All of the listing below must be repeated word for word. Pictures are the only thing to omit.

[Data excerpts]
/---

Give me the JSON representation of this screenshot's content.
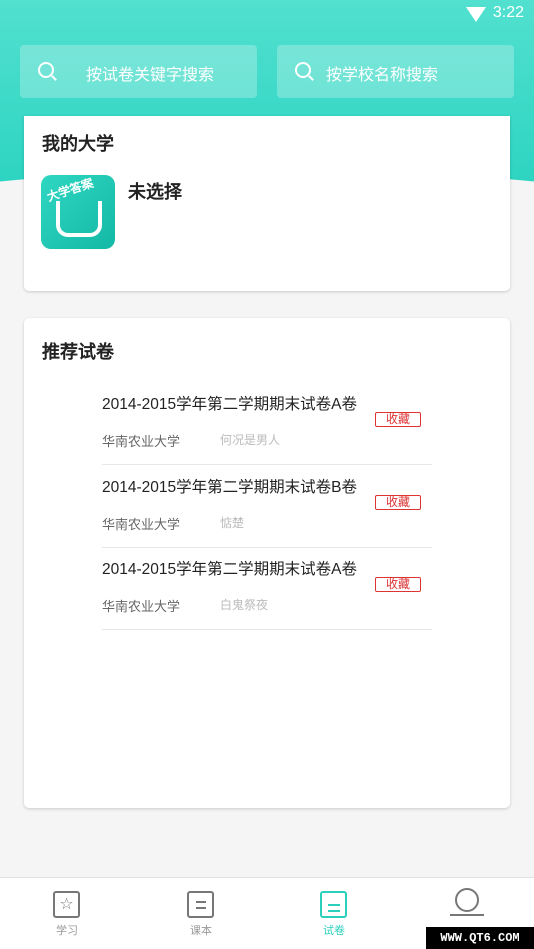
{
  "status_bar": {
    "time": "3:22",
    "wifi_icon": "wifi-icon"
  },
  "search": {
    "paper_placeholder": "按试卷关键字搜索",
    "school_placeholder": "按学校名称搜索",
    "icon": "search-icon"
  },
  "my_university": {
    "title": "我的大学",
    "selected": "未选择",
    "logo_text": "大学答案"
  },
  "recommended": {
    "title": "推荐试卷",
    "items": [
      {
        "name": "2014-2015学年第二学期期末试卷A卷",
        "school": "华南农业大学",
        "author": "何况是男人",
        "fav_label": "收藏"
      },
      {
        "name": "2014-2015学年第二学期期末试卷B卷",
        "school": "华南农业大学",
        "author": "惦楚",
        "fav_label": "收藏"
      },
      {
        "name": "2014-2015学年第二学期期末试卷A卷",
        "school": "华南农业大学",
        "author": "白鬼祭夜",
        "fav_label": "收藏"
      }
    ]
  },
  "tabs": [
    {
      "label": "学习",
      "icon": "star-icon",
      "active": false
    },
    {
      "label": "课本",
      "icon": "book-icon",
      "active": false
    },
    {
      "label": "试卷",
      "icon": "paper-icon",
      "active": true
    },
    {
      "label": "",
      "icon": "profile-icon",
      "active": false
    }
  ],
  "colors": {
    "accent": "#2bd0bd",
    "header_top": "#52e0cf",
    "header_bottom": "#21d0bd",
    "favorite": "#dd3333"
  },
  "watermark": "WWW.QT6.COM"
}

\---

## [PROBLEM SOLUTION]
Give me the JSON representation of this screenshot's content.
{
  "status_bar": {
    "time": "3:22",
    "wifi_icon": "wifi-icon"
  },
  "search": {
    "paper_placeholder": "按试卷关键字搜索",
    "school_placeholder": "按学校名称搜索",
    "icon": "search-icon"
  },
  "my_university": {
    "title": "我的大学",
    "selected": "未选择",
    "logo_text": "大学答案"
  },
  "recommended": {
    "title": "推荐试卷",
    "items": [
      {
        "name": "2014-2015学年第二学期期末试卷A卷",
        "school": "华南农业大学",
        "author": "何况是男人",
        "fav_label": "收藏"
      },
      {
        "name": "2014-2015学年第二学期期末试卷B卷",
        "school": "华南农业大学",
        "author": "惦楚",
        "fav_label": "收藏"
      },
      {
        "name": "2014-2015学年第二学期期末试卷A卷",
        "school": "华南农业大学",
        "author": "白鬼祭夜",
        "fav_label": "收藏"
      }
    ]
  },
  "tabs": [
    {
      "label": "学习",
      "icon": "star-icon",
      "active": false
    },
    {
      "label": "课本",
      "icon": "book-icon",
      "active": false
    },
    {
      "label": "试卷",
      "icon": "paper-icon",
      "active": true
    },
    {
      "label": "",
      "icon": "profile-icon",
      "active": false
    }
  ],
  "colors": {
    "accent": "#2bd0bd",
    "header_top": "#52e0cf",
    "header_bottom": "#21d0bd",
    "favorite": "#dd3333"
  },
  "watermark": "WWW.QT6.COM"
}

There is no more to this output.